── Records supplied ──

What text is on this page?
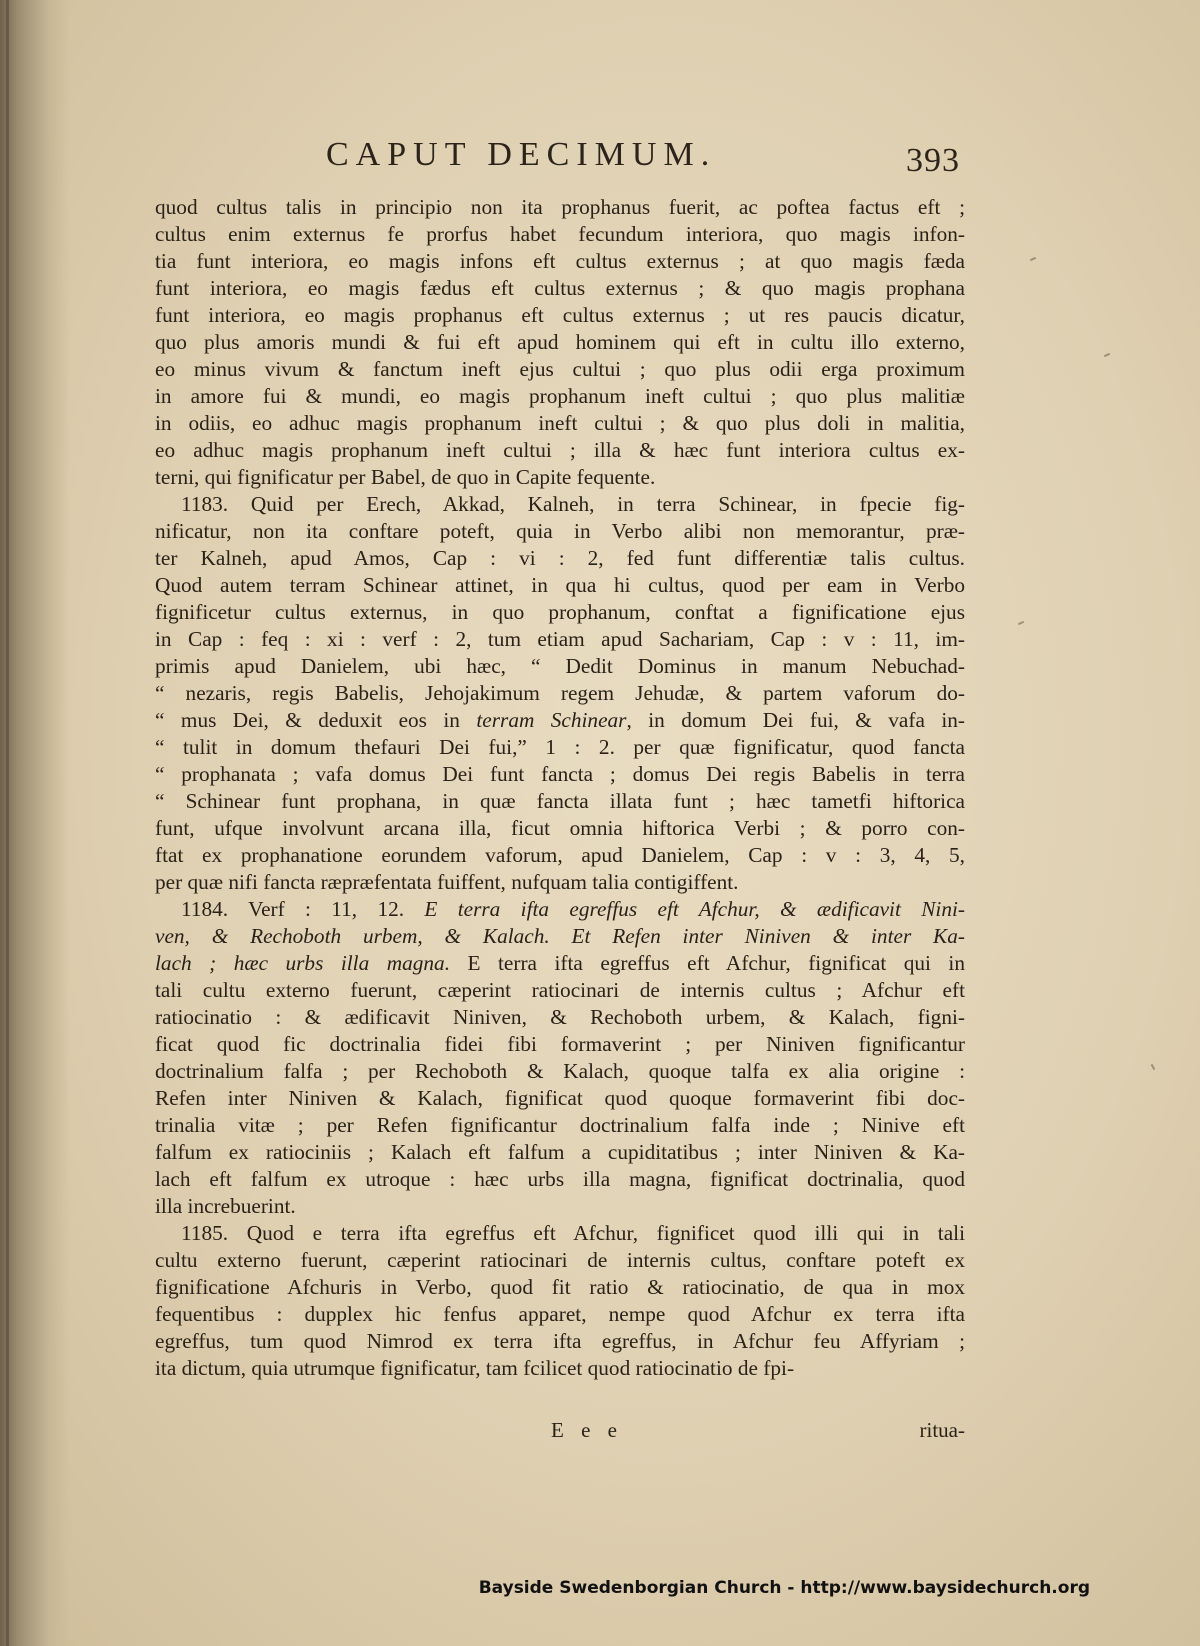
CAPUT DECIMUM.	393
quod cultus talis in principio non ita prophanus fuerit, ac poftea factus eft ;
cultus enim externus fe prorfus habet fecundum interiora, quo magis infon-
tia funt interiora, eo magis infons eft cultus externus ; at quo magis fæda
funt interiora, eo magis fædus eft cultus externus ; & quo magis prophana
funt interiora, eo magis prophanus eft cultus externus ; ut res paucis dicatur,
quo plus amoris mundi & fui eft apud hominem qui eft in cultu illo externo,
eo minus vivum & fanctum ineft ejus cultui ; quo plus odii erga proximum
in amore fui & mundi, eo magis prophanum ineft cultui ; quo plus malitiæ
in odiis, eo adhuc magis prophanum ineft cultui ; & quo plus doli in malitia,
eo adhuc magis prophanum ineft cultui ; illa & hæc funt interiora cultus ex-
terni, qui fignificatur per Babel, de quo in Capite fequente.
1183. Quid per Erech, Akkad, Kalneh, in terra Schinear, in fpecie fig-
nificatur, non ita conftare poteft, quia in Verbo alibi non memorantur, præ-
ter Kalneh, apud Amos, Cap : vi : 2, fed funt differentiæ talis cultus.
Quod autem terram Schinear attinet, in qua hi cultus, quod per eam in Verbo
fignificetur cultus externus, in quo prophanum, conftat a fignificatione ejus
in Cap : feq : xi : verf : 2, tum etiam apud Sachariam, Cap : v : 11, im-
primis apud Danielem, ubi hæc, “ Dedit Dominus in manum Nebuchad-
“ nezaris, regis Babelis, Jehojakimum regem Jehudæ, & partem vaforum do-
“ mus Dei, & deduxit eos in terram Schinear, in domum Dei fui, & vafa in-
“ tulit in domum thefauri Dei fui,” 1 : 2. per quæ fignificatur, quod fancta
“ prophanata ; vafa domus Dei funt fancta ; domus Dei regis Babelis in terra
“ Schinear funt prophana, in quæ fancta illata funt ; hæc tametfi hiftorica
funt, ufque involvunt arcana illa, ficut omnia hiftorica Verbi ; & porro con-
ftat ex prophanatione eorundem vaforum, apud Danielem, Cap : v : 3, 4, 5,
per quæ nifi fancta ræpræfentata fuiffent, nufquam talia contigiffent.
1184. Verf : 11, 12. E terra ifta egreffus eft Afchur, & ædificavit Nini-
ven, & Rechoboth urbem, & Kalach. Et Refen inter Niniven & inter Ka-
lach ; hæc urbs illa magna. E terra ifta egreffus eft Afchur, fignificat qui in
tali cultu externo fuerunt, cæperint ratiocinari de internis cultus ; Afchur eft
ratiocinatio : & ædificavit Niniven, & Rechoboth urbem, & Kalach, figni-
ficat quod fic doctrinalia fidei fibi formaverint ; per Niniven fignificantur
doctrinalium falfa ; per Rechoboth & Kalach, quoque talfa ex alia origine :
Refen inter Niniven & Kalach, fignificat quod quoque formaverint fibi doc-
trinalia vitæ ; per Refen fignificantur doctrinalium falfa inde ; Ninive eft
falfum ex ratiociniis ; Kalach eft falfum a cupiditatibus ; inter Niniven & Ka-
lach eft falfum ex utroque : hæc urbs illa magna, fignificat doctrinalia, quod
illa increbuerint.
1185. Quod e terra ifta egreffus eft Afchur, fignificet quod illi qui in tali
cultu externo fuerunt, cæperint ratiocinari de internis cultus, conftare poteft ex
fignificatione Afchuris in Verbo, quod fit ratio & ratiocinatio, de qua in mox
fequentibus : dupplex hic fenfus apparet, nempe quod Afchur ex terra ifta
egreffus, tum quod Nimrod ex terra ifta egreffus, in Afchur feu Affyriam ;
ita dictum, quia utrumque fignificatur, tam fcilicet quod ratiocinatio de fpi-
E e e	ritua-
Bayside Swedenborgian Church - http://www.baysidechurch.org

───

- _Written request_: Using the material above, return every line exactly as it appears, minus the pictures.

- _Response to the exercise_:
What text is on this page?
CAPUT DECIMUM.	393
quod cultus talis in principio non ita prophanus fuerit, ac poftea factus eft ;
cultus enim externus fe prorfus habet fecundum interiora, quo magis infon-
tia funt interiora, eo magis infons eft cultus externus ; at quo magis fæda
funt interiora, eo magis fædus eft cultus externus ; & quo magis prophana
funt interiora, eo magis prophanus eft cultus externus ; ut res paucis dicatur,
quo plus amoris mundi & fui eft apud hominem qui eft in cultu illo externo,
eo minus vivum & fanctum ineft ejus cultui ; quo plus odii erga proximum
in amore fui & mundi, eo magis prophanum ineft cultui ; quo plus malitiæ
in odiis, eo adhuc magis prophanum ineft cultui ; & quo plus doli in malitia,
eo adhuc magis prophanum ineft cultui ; illa & hæc funt interiora cultus ex-
terni, qui fignificatur per Babel, de quo in Capite fequente.
1183. Quid per Erech, Akkad, Kalneh, in terra Schinear, in fpecie fig-
nificatur, non ita conftare poteft, quia in Verbo alibi non memorantur, præ-
ter Kalneh, apud Amos, Cap : vi : 2, fed funt differentiæ talis cultus.
Quod autem terram Schinear attinet, in qua hi cultus, quod per eam in Verbo
fignificetur cultus externus, in quo prophanum, conftat a fignificatione ejus
in Cap : feq : xi : verf : 2, tum etiam apud Sachariam, Cap : v : 11, im-
primis apud Danielem, ubi hæc, “ Dedit Dominus in manum Nebuchad-
“ nezaris, regis Babelis, Jehojakimum regem Jehudæ, & partem vaforum do-
“ mus Dei, & deduxit eos in terram Schinear, in domum Dei fui, & vafa in-
“ tulit in domum thefauri Dei fui,” 1 : 2. per quæ fignificatur, quod fancta
“ prophanata ; vafa domus Dei funt fancta ; domus Dei regis Babelis in terra
“ Schinear funt prophana, in quæ fancta illata funt ; hæc tametfi hiftorica
funt, ufque involvunt arcana illa, ficut omnia hiftorica Verbi ; & porro con-
ftat ex prophanatione eorundem vaforum, apud Danielem, Cap : v : 3, 4, 5,
per quæ nifi fancta ræpræfentata fuiffent, nufquam talia contigiffent.
1184. Verf : 11, 12. E terra ifta egreffus eft Afchur, & ædificavit Nini-
ven, & Rechoboth urbem, & Kalach. Et Refen inter Niniven & inter Ka-
lach ; hæc urbs illa magna. E terra ifta egreffus eft Afchur, fignificat qui in
tali cultu externo fuerunt, cæperint ratiocinari de internis cultus ; Afchur eft
ratiocinatio : & ædificavit Niniven, & Rechoboth urbem, & Kalach, figni-
ficat quod fic doctrinalia fidei fibi formaverint ; per Niniven fignificantur
doctrinalium falfa ; per Rechoboth & Kalach, quoque talfa ex alia origine :
Refen inter Niniven & Kalach, fignificat quod quoque formaverint fibi doc-
trinalia vitæ ; per Refen fignificantur doctrinalium falfa inde ; Ninive eft
falfum ex ratiociniis ; Kalach eft falfum a cupiditatibus ; inter Niniven & Ka-
lach eft falfum ex utroque : hæc urbs illa magna, fignificat doctrinalia, quod
illa increbuerint.
1185. Quod e terra ifta egreffus eft Afchur, fignificet quod illi qui in tali
cultu externo fuerunt, cæperint ratiocinari de internis cultus, conftare poteft ex
fignificatione Afchuris in Verbo, quod fit ratio & ratiocinatio, de qua in mox
fequentibus : dupplex hic fenfus apparet, nempe quod Afchur ex terra ifta
egreffus, tum quod Nimrod ex terra ifta egreffus, in Afchur feu Affyriam ;
ita dictum, quia utrumque fignificatur, tam fcilicet quod ratiocinatio de fpi-
E e e	ritua-
Bayside Swedenborgian Church - http://www.baysidechurch.org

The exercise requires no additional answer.